Prompt
In the copy, include every entry exactly but none of the pictures.

---- Records for this task

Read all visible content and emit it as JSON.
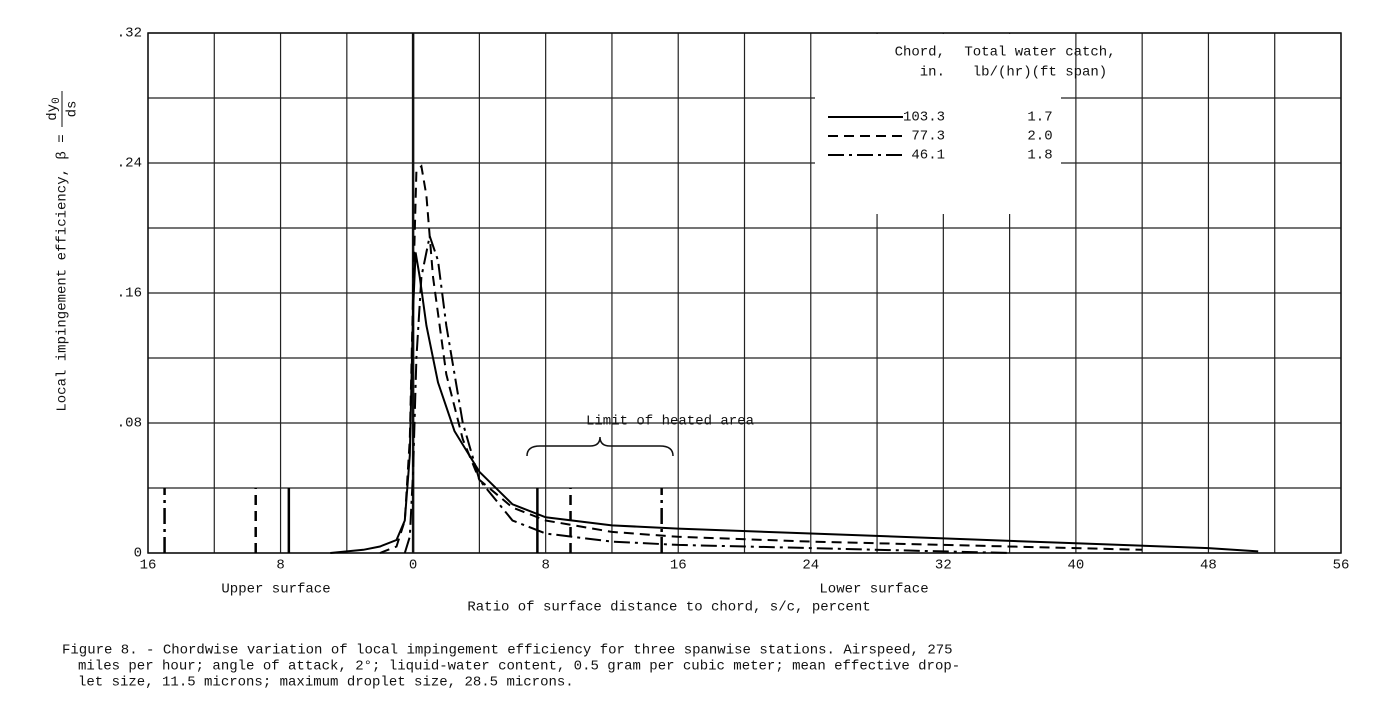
{
  "chart_data": {
    "type": "line",
    "y_label": "Local impingement efficiency, β =",
    "y_label_fraction": {
      "numerator": "dy",
      "subscript": "0",
      "denominator": "ds"
    },
    "x_label": "Ratio of surface distance to chord, s/c, percent",
    "annotations": {
      "upper": "Upper surface",
      "lower": "Lower surface",
      "heated": "Limit of heated area"
    },
    "legend_headers": {
      "chord": [
        "Chord,",
        "in."
      ],
      "catch": [
        "Total water catch,",
        "lb/(hr)(ft span)"
      ]
    },
    "xlim": [
      -16,
      56
    ],
    "xticks": [
      {
        "value": -16,
        "label": "16"
      },
      {
        "value": -8,
        "label": "8"
      },
      0,
      8,
      16,
      24,
      32,
      40,
      48,
      56
    ],
    "ylim": [
      0,
      0.32
    ],
    "yticks": [
      0,
      {
        "value": 0.08,
        "label": ".08"
      },
      {
        "value": 0.16,
        "label": ".16"
      },
      {
        "value": 0.24,
        "label": ".24"
      },
      {
        "value": 0.32,
        "label": ".32"
      }
    ],
    "grid": true,
    "series": [
      {
        "name": "103.3",
        "water_catch": "1.7",
        "color": "#000000",
        "dash": "solid",
        "heated_limits": [
          -7.5,
          7.5
        ],
        "x": [
          -5,
          -3,
          -2,
          -1,
          -0.5,
          -0.2,
          0,
          0.15,
          0.4,
          0.8,
          1.5,
          2.5,
          4,
          6,
          8,
          12,
          16,
          24,
          32,
          40,
          48,
          51
        ],
        "values": [
          0,
          0.002,
          0.004,
          0.008,
          0.02,
          0.06,
          0.15,
          0.185,
          0.17,
          0.14,
          0.105,
          0.075,
          0.05,
          0.03,
          0.022,
          0.017,
          0.015,
          0.012,
          0.009,
          0.006,
          0.003,
          0.001
        ]
      },
      {
        "name": "77.3",
        "water_catch": "2.0",
        "color": "#000000",
        "dash": "dashed",
        "heated_limits": [
          -9.5,
          9.5
        ],
        "x": [
          -2,
          -1,
          -0.5,
          -0.2,
          0,
          0.2,
          0.5,
          0.8,
          1.2,
          2,
          3,
          4,
          6,
          8,
          12,
          16,
          24,
          32,
          40,
          44
        ],
        "values": [
          0,
          0.004,
          0.02,
          0.07,
          0.16,
          0.235,
          0.238,
          0.22,
          0.17,
          0.11,
          0.07,
          0.045,
          0.028,
          0.02,
          0.013,
          0.01,
          0.007,
          0.005,
          0.003,
          0.002
        ]
      },
      {
        "name": "46.1",
        "water_catch": "1.8",
        "color": "#000000",
        "dash": "dash-dot",
        "heated_limits": [
          -15,
          15
        ],
        "x": [
          -0.5,
          -0.2,
          0,
          0.2,
          0.5,
          1,
          1.5,
          2,
          3,
          4,
          6,
          8,
          12,
          16,
          24,
          32,
          36
        ],
        "values": [
          0,
          0.01,
          0.05,
          0.12,
          0.17,
          0.195,
          0.18,
          0.14,
          0.08,
          0.045,
          0.02,
          0.012,
          0.007,
          0.005,
          0.003,
          0.001,
          0
        ]
      }
    ],
    "caption": [
      "Figure 8. - Chordwise variation of local impingement efficiency for three spanwise stations.  Airspeed, 275",
      "miles per hour; angle of attack, 2°; liquid-water content, 0.5 gram per cubic meter; mean effective drop-",
      "let size, 11.5 microns; maximum droplet size, 28.5 microns."
    ]
  }
}
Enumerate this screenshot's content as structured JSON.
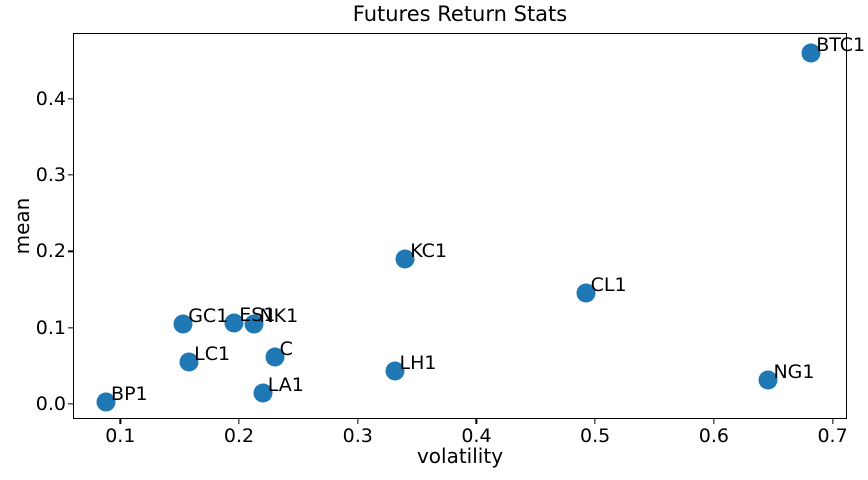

--------

Final result
Read all visible content and emit it as JSON.
{
  "chart_data": {
    "type": "line",
    "y_label": "Local impingement efficiency, β =",
    "y_label_fraction": {
      "numerator": "dy",
      "subscript": "0",
      "denominator": "ds"
    },
    "x_label": "Ratio of surface distance to chord, s/c, percent",
    "annotations": {
      "upper": "Upper surface",
      "lower": "Lower surface",
      "heated": "Limit of heated area"
    },
    "legend_headers": {
      "chord": [
        "Chord,",
        "in."
      ],
      "catch": [
        "Total water catch,",
        "lb/(hr)(ft span)"
      ]
    },
    "xlim": [
      -16,
      56
    ],
    "xticks": [
      {
        "value": -16,
        "label": "16"
      },
      {
        "value": -8,
        "label": "8"
      },
      0,
      8,
      16,
      24,
      32,
      40,
      48,
      56
    ],
    "ylim": [
      0,
      0.32
    ],
    "yticks": [
      0,
      {
        "value": 0.08,
        "label": ".08"
      },
      {
        "value": 0.16,
        "label": ".16"
      },
      {
        "value": 0.24,
        "label": ".24"
      },
      {
        "value": 0.32,
        "label": ".32"
      }
    ],
    "grid": true,
    "series": [
      {
        "name": "103.3",
        "water_catch": "1.7",
        "color": "#000000",
        "dash": "solid",
        "heated_limits": [
          -7.5,
          7.5
        ],
        "x": [
          -5,
          -3,
          -2,
          -1,
          -0.5,
          -0.2,
          0,
          0.15,
          0.4,
          0.8,
          1.5,
          2.5,
          4,
          6,
          8,
          12,
          16,
          24,
          32,
          40,
          48,
          51
        ],
        "values": [
          0,
          0.002,
          0.004,
          0.008,
          0.02,
          0.06,
          0.15,
          0.185,
          0.17,
          0.14,
          0.105,
          0.075,
          0.05,
          0.03,
          0.022,
          0.017,
          0.015,
          0.012,
          0.009,
          0.006,
          0.003,
          0.001
        ]
      },
      {
        "name": "77.3",
        "water_catch": "2.0",
        "color": "#000000",
        "dash": "dashed",
        "heated_limits": [
          -9.5,
          9.5
        ],
        "x": [
          -2,
          -1,
          -0.5,
          -0.2,
          0,
          0.2,
          0.5,
          0.8,
          1.2,
          2,
          3,
          4,
          6,
          8,
          12,
          16,
          24,
          32,
          40,
          44
        ],
        "values": [
          0,
          0.004,
          0.02,
          0.07,
          0.16,
          0.235,
          0.238,
          0.22,
          0.17,
          0.11,
          0.07,
          0.045,
          0.028,
          0.02,
          0.013,
          0.01,
          0.007,
          0.005,
          0.003,
          0.002
        ]
      },
      {
        "name": "46.1",
        "water_catch": "1.8",
        "color": "#000000",
        "dash": "dash-dot",
        "heated_limits": [
          -15,
          15
        ],
        "x": [
          -0.5,
          -0.2,
          0,
          0.2,
          0.5,
          1,
          1.5,
          2,
          3,
          4,
          6,
          8,
          12,
          16,
          24,
          32,
          36
        ],
        "values": [
          0,
          0.01,
          0.05,
          0.12,
          0.17,
          0.195,
          0.18,
          0.14,
          0.08,
          0.045,
          0.02,
          0.012,
          0.007,
          0.005,
          0.003,
          0.001,
          0
        ]
      }
    ],
    "caption": [
      "Figure 8. - Chordwise variation of local impingement efficiency for three spanwise stations.  Airspeed, 275",
      "miles per hour; angle of attack, 2°; liquid-water content, 0.5 gram per cubic meter; mean effective drop-",
      "let size, 11.5 microns; maximum droplet size, 28.5 microns."
    ]
  }
}
Enumerate this screenshot's content as structured JSON.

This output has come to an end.